* DATA EXCERPTS:
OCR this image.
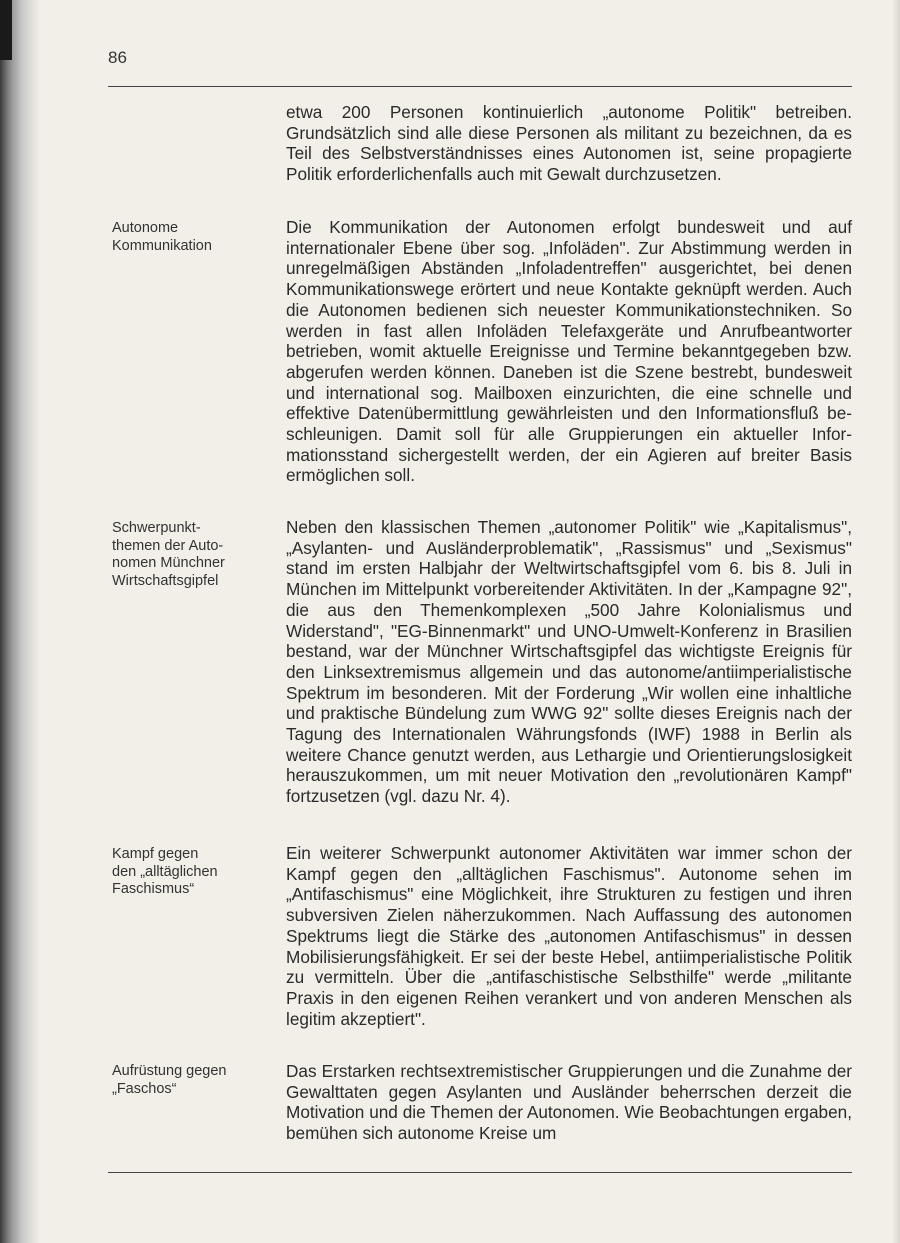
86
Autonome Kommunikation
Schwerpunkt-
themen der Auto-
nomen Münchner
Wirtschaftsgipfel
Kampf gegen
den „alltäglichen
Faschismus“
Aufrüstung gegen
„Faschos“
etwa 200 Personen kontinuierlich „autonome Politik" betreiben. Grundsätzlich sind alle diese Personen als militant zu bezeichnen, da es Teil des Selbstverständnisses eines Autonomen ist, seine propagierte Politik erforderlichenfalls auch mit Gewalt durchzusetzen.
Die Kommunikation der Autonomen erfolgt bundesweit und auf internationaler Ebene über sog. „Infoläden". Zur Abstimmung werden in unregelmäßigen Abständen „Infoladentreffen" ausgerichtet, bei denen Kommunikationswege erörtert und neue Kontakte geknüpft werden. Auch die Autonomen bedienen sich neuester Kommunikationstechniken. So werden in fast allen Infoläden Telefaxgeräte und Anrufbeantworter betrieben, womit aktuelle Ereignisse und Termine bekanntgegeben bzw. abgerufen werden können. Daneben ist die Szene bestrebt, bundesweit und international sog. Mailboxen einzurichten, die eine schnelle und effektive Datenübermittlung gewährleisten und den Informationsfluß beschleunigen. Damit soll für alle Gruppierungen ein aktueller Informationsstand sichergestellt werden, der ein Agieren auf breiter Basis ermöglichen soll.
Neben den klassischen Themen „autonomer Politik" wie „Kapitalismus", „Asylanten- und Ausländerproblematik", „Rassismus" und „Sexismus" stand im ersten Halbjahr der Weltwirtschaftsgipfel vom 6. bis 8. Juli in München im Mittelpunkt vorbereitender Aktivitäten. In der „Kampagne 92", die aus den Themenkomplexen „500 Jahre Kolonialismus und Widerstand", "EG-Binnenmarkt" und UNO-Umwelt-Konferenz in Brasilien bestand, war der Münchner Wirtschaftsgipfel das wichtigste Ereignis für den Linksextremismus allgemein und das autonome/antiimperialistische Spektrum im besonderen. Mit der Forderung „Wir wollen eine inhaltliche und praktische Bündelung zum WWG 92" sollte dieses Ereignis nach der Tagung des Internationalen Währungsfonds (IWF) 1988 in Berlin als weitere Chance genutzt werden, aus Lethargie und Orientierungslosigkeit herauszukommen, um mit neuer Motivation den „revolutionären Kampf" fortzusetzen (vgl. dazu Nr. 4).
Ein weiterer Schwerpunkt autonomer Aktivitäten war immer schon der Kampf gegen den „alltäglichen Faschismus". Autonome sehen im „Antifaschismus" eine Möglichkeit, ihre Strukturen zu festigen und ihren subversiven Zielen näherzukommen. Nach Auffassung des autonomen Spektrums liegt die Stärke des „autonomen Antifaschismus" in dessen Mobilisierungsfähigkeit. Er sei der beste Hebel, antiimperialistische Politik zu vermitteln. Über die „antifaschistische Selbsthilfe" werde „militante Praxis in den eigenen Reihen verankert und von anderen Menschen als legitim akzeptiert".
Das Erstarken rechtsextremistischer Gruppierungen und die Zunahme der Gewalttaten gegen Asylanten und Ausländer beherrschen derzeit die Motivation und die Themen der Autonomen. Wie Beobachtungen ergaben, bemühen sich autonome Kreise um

* TASK STATEMENT: Write only the number of lines in the records that include the word "Faschismus".

* RESULT BELOW: 2